_Direction_
Where a line of the listing below includes the word "Observado", reproduce that line.

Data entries
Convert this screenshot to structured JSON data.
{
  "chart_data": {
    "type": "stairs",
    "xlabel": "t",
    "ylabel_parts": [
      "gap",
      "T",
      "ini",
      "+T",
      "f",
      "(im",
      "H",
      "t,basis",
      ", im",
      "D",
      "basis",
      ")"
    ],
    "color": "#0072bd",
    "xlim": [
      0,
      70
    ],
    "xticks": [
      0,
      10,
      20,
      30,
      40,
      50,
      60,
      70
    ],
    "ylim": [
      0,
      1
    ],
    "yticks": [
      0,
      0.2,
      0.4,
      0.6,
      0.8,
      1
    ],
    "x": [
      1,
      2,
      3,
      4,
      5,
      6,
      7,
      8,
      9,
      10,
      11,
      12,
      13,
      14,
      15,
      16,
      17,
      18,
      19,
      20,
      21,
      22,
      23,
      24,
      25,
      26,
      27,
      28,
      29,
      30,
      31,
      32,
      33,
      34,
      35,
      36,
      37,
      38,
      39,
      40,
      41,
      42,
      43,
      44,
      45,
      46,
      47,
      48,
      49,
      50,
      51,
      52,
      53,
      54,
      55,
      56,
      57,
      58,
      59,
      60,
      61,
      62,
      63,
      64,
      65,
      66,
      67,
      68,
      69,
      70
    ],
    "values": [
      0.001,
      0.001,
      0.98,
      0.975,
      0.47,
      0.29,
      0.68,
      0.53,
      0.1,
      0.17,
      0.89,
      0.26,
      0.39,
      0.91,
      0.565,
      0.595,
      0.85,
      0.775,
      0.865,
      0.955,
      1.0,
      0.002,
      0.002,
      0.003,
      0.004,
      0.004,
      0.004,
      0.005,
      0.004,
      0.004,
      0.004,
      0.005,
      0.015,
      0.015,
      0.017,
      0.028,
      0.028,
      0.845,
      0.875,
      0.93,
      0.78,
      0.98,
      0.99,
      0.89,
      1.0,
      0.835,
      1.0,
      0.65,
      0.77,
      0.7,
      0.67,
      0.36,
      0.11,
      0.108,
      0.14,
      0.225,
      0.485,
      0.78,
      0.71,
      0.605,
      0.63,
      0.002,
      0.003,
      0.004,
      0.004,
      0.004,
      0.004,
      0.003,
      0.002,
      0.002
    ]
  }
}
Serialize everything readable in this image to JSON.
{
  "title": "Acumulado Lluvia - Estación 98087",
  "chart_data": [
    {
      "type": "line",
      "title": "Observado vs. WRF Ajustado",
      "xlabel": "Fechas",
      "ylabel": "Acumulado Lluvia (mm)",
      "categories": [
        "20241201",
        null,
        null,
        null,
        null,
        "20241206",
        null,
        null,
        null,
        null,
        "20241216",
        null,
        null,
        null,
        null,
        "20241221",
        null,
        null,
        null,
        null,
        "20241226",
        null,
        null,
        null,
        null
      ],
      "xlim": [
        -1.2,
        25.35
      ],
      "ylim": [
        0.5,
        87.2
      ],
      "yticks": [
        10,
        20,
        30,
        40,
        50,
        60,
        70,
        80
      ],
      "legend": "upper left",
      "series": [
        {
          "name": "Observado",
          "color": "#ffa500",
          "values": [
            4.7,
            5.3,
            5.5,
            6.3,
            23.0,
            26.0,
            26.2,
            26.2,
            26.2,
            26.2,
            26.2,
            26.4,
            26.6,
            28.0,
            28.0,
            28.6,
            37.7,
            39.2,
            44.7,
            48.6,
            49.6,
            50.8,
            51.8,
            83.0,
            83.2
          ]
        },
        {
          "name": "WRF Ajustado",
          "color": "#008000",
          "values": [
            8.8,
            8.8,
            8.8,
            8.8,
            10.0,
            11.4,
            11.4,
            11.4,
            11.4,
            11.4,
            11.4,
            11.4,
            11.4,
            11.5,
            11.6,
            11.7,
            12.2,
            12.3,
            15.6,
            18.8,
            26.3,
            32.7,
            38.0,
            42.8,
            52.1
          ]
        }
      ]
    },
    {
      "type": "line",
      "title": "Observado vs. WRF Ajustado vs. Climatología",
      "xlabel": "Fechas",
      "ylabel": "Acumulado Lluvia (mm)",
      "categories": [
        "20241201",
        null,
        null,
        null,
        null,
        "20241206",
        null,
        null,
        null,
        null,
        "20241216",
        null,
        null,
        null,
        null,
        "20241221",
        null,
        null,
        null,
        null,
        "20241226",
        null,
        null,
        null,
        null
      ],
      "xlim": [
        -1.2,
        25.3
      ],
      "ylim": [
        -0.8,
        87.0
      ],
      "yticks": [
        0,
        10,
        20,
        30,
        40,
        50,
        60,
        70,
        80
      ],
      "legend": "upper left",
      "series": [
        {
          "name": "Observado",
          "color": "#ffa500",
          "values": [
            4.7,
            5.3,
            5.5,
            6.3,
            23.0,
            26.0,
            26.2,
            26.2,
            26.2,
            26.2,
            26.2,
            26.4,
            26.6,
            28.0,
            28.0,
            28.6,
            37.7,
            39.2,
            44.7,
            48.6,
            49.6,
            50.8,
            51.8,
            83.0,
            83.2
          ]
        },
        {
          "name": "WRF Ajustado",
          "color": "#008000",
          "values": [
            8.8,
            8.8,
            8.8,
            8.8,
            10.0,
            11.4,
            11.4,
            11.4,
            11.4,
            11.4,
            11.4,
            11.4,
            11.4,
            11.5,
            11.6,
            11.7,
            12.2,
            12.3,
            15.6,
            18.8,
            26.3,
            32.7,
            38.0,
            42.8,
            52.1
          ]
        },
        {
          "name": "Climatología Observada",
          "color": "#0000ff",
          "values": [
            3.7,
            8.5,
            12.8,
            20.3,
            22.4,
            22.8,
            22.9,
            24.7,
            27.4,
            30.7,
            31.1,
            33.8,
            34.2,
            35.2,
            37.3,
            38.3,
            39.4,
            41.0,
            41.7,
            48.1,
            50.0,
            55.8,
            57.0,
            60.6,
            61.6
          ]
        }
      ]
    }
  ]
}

_The result_
      "title": "Observado vs. WRF Ajustado",
          "name": "Observado",
      "title": "Observado vs. WRF Ajustado vs. Climatología",
          "name": "Observado",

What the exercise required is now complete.